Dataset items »
------------------------------------------------

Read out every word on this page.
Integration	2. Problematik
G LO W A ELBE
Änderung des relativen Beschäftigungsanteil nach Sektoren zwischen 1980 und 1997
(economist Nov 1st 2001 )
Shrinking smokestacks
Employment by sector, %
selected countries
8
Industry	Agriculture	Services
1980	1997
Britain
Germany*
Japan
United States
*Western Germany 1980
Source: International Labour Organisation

------------------------------------------------

Set problem » Extract the full set of entries word for word.

Correct output »
Read out every word on this page.
Integration	2. Problematik
G LO W A ELBE
Änderung des relativen Beschäftigungsanteil nach Sektoren zwischen 1980 und 1997
(economist Nov 1st 2001 )
Shrinking smokestacks
Employment by sector, %
selected countries
8
Industry	Agriculture	Services
1980	1997
Britain
Germany*
Japan
United States
*Western Germany 1980
Source: International Labour Organisation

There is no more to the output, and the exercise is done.